# Exercise requirements
Copy the records below exactly as they are written.
'''
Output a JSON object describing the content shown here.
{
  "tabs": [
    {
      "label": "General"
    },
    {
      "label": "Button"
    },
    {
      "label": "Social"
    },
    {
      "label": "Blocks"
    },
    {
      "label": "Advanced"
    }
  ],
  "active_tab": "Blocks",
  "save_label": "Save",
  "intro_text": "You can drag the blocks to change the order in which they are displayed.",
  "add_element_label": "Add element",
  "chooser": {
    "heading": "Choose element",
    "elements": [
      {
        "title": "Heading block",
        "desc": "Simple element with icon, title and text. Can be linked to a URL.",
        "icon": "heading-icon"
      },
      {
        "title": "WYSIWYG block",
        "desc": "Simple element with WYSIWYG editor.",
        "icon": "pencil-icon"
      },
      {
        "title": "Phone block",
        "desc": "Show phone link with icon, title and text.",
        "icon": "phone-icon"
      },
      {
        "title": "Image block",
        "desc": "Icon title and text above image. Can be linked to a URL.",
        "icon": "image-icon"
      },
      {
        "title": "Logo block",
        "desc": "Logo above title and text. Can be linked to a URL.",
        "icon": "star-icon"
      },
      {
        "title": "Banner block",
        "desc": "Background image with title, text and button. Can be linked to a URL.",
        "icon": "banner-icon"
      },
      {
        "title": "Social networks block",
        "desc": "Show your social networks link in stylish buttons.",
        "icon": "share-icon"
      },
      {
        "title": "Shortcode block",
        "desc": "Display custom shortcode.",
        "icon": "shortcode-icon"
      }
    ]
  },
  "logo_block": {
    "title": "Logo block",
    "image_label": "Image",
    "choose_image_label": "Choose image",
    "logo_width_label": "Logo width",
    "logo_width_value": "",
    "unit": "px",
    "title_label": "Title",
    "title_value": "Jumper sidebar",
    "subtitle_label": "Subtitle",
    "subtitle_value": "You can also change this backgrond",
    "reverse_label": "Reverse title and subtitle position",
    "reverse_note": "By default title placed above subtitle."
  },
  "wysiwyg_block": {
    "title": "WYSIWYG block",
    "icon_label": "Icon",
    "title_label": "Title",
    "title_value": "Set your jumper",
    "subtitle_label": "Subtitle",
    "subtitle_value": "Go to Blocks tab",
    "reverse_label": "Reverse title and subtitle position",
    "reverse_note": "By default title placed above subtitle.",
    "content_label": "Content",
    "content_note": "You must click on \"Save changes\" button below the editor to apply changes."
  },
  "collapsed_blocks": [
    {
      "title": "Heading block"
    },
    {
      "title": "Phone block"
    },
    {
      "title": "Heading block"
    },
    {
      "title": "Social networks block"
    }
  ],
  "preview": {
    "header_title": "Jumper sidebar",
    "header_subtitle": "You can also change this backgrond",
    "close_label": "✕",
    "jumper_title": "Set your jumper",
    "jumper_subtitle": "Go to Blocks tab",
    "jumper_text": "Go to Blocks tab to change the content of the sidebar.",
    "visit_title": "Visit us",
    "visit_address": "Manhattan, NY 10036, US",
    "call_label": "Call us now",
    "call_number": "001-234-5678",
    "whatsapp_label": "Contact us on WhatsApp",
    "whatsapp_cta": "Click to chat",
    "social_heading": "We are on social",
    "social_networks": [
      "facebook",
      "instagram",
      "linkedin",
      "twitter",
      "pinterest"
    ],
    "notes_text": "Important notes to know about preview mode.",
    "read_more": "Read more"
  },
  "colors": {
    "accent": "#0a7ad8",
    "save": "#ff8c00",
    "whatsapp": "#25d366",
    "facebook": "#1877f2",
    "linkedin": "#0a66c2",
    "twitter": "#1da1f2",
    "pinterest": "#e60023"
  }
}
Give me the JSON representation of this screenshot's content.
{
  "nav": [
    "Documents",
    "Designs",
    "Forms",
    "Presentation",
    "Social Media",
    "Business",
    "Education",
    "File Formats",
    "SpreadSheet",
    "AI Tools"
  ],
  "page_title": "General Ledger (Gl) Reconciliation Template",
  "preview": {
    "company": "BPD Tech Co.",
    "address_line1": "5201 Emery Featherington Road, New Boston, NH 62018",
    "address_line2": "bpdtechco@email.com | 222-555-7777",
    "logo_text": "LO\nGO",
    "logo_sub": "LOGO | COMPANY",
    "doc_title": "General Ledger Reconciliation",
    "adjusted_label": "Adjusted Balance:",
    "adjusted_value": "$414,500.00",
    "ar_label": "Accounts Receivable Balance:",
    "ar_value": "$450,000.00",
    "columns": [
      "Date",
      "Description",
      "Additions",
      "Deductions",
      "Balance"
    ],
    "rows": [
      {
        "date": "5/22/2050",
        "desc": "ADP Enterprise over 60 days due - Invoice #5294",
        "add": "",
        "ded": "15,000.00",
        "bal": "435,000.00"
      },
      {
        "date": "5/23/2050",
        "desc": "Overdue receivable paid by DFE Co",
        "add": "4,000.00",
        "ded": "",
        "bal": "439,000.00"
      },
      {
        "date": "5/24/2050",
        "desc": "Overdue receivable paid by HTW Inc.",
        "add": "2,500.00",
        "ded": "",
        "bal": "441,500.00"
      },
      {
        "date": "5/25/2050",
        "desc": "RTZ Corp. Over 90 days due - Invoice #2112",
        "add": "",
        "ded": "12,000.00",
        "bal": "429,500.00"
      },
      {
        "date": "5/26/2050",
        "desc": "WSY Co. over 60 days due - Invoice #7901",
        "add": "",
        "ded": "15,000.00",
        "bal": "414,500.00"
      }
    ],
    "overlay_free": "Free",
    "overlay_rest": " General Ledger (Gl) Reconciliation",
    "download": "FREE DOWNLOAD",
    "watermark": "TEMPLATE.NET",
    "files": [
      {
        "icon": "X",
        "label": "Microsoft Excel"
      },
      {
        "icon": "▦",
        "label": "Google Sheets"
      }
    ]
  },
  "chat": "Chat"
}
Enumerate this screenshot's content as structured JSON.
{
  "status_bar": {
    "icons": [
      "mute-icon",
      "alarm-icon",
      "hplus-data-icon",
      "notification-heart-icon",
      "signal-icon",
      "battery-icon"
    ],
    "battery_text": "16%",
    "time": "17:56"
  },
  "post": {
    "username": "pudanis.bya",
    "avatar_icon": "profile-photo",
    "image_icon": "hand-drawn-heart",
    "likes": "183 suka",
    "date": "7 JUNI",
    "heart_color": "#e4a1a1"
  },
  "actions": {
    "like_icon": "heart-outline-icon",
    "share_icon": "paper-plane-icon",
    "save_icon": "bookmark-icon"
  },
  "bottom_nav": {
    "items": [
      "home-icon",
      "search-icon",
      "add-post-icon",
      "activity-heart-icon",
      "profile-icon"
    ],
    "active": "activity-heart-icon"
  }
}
'''
# Written response
Output a JSON object describing the content shown here.
{
  "tabs": [
    {
      "label": "General"
    },
    {
      "label": "Button"
    },
    {
      "label": "Social"
    },
    {
      "label": "Blocks"
    },
    {
      "label": "Advanced"
    }
  ],
  "active_tab": "Blocks",
  "save_label": "Save",
  "intro_text": "You can drag the blocks to change the order in which they are displayed.",
  "add_element_label": "Add element",
  "chooser": {
    "heading": "Choose element",
    "elements": [
      {
        "title": "Heading block",
        "desc": "Simple element with icon, title and text. Can be linked to a URL.",
        "icon": "heading-icon"
      },
      {
        "title": "WYSIWYG block",
        "desc": "Simple element with WYSIWYG editor.",
        "icon": "pencil-icon"
      },
      {
        "title": "Phone block",
        "desc": "Show phone link with icon, title and text.",
        "icon": "phone-icon"
      },
      {
        "title": "Image block",
        "desc": "Icon title and text above image. Can be linked to a URL.",
        "icon": "image-icon"
      },
      {
        "title": "Logo block",
        "desc": "Logo above title and text. Can be linked to a URL.",
        "icon": "star-icon"
      },
      {
        "title": "Banner block",
        "desc": "Background image with title, text and button. Can be linked to a URL.",
        "icon": "banner-icon"
      },
      {
        "title": "Social networks block",
        "desc": "Show your social networks link in stylish buttons.",
        "icon": "share-icon"
      },
      {
        "title": "Shortcode block",
        "desc": "Display custom shortcode.",
        "icon": "shortcode-icon"
      }
    ]
  },
  "logo_block": {
    "title": "Logo block",
    "image_label": "Image",
    "choose_image_label": "Choose image",
    "logo_width_label": "Logo width",
    "logo_width_value": "",
    "unit": "px",
    "title_label": "Title",
    "title_value": "Jumper sidebar",
    "subtitle_label": "Subtitle",
    "subtitle_value": "You can also change this backgrond",
    "reverse_label": "Reverse title and subtitle position",
    "reverse_note": "By default title placed above subtitle."
  },
  "wysiwyg_block": {
    "title": "WYSIWYG block",
    "icon_label": "Icon",
    "title_label": "Title",
    "title_value": "Set your jumper",
    "subtitle_label": "Subtitle",
    "subtitle_value": "Go to Blocks tab",
    "reverse_label": "Reverse title and subtitle position",
    "reverse_note": "By default title placed above subtitle.",
    "content_label": "Content",
    "content_note": "You must click on \"Save changes\" button below the editor to apply changes."
  },
  "collapsed_blocks": [
    {
      "title": "Heading block"
    },
    {
      "title": "Phone block"
    },
    {
      "title": "Heading block"
    },
    {
      "title": "Social networks block"
    }
  ],
  "preview": {
    "header_title": "Jumper sidebar",
    "header_subtitle": "You can also change this backgrond",
    "close_label": "✕",
    "jumper_title": "Set your jumper",
    "jumper_subtitle": "Go to Blocks tab",
    "jumper_text": "Go to Blocks tab to change the content of the sidebar.",
    "visit_title": "Visit us",
    "visit_address": "Manhattan, NY 10036, US",
    "call_label": "Call us now",
    "call_number": "001-234-5678",
    "whatsapp_label": "Contact us on WhatsApp",
    "whatsapp_cta": "Click to chat",
    "social_heading": "We are on social",
    "social_networks": [
      "facebook",
      "instagram",
      "linkedin",
      "twitter",
      "pinterest"
    ],
    "notes_text": "Important notes to know about preview mode.",
    "read_more": "Read more"
  },
  "colors": {
    "accent": "#0a7ad8",
    "save": "#ff8c00",
    "whatsapp": "#25d366",
    "facebook": "#1877f2",
    "linkedin": "#0a66c2",
    "twitter": "#1da1f2",
    "pinterest": "#e60023"
  }
}
Give me the JSON representation of this screenshot's content.
{
  "nav": [
    "Documents",
    "Designs",
    "Forms",
    "Presentation",
    "Social Media",
    "Business",
    "Education",
    "File Formats",
    "SpreadSheet",
    "AI Tools"
  ],
  "page_title": "General Ledger (Gl) Reconciliation Template",
  "preview": {
    "company": "BPD Tech Co.",
    "address_line1": "5201 Emery Featherington Road, New Boston, NH 62018",
    "address_line2": "bpdtechco@email.com | 222-555-7777",
    "logo_text": "LO\nGO",
    "logo_sub": "LOGO | COMPANY",
    "doc_title": "General Ledger Reconciliation",
    "adjusted_label": "Adjusted Balance:",
    "adjusted_value": "$414,500.00",
    "ar_label": "Accounts Receivable Balance:",
    "ar_value": "$450,000.00",
    "columns": [
      "Date",
      "Description",
      "Additions",
      "Deductions",
      "Balance"
    ],
    "rows": [
      {
        "date": "5/22/2050",
        "desc": "ADP Enterprise over 60 days due - Invoice #5294",
        "add": "",
        "ded": "15,000.00",
        "bal": "435,000.00"
      },
      {
        "date": "5/23/2050",
        "desc": "Overdue receivable paid by DFE Co",
        "add": "4,000.00",
        "ded": "",
        "bal": "439,000.00"
      },
      {
        "date": "5/24/2050",
        "desc": "Overdue receivable paid by HTW Inc.",
        "add": "2,500.00",
        "ded": "",
        "bal": "441,500.00"
      },
      {
        "date": "5/25/2050",
        "desc": "RTZ Corp. Over 90 days due - Invoice #2112",
        "add": "",
        "ded": "12,000.00",
        "bal": "429,500.00"
      },
      {
        "date": "5/26/2050",
        "desc": "WSY Co. over 60 days due - Invoice #7901",
        "add": "",
        "ded": "15,000.00",
        "bal": "414,500.00"
      }
    ],
    "overlay_free": "Free",
    "overlay_rest": " General Ledger (Gl) Reconciliation",
    "download": "FREE DOWNLOAD",
    "watermark": "TEMPLATE.NET",
    "files": [
      {
        "icon": "X",
        "label": "Microsoft Excel"
      },
      {
        "icon": "▦",
        "label": "Google Sheets"
      }
    ]
  },
  "chat": "Chat"
}
Enumerate this screenshot's content as structured JSON.
{
  "status_bar": {
    "icons": [
      "mute-icon",
      "alarm-icon",
      "hplus-data-icon",
      "notification-heart-icon",
      "signal-icon",
      "battery-icon"
    ],
    "battery_text": "16%",
    "time": "17:56"
  },
  "post": {
    "username": "pudanis.bya",
    "avatar_icon": "profile-photo",
    "image_icon": "hand-drawn-heart",
    "likes": "183 suka",
    "date": "7 JUNI",
    "heart_color": "#e4a1a1"
  },
  "actions": {
    "like_icon": "heart-outline-icon",
    "share_icon": "paper-plane-icon",
    "save_icon": "bookmark-icon"
  },
  "bottom_nav": {
    "items": [
      "home-icon",
      "search-icon",
      "add-post-icon",
      "activity-heart-icon",
      "profile-icon"
    ],
    "active": "activity-heart-icon"
  }
}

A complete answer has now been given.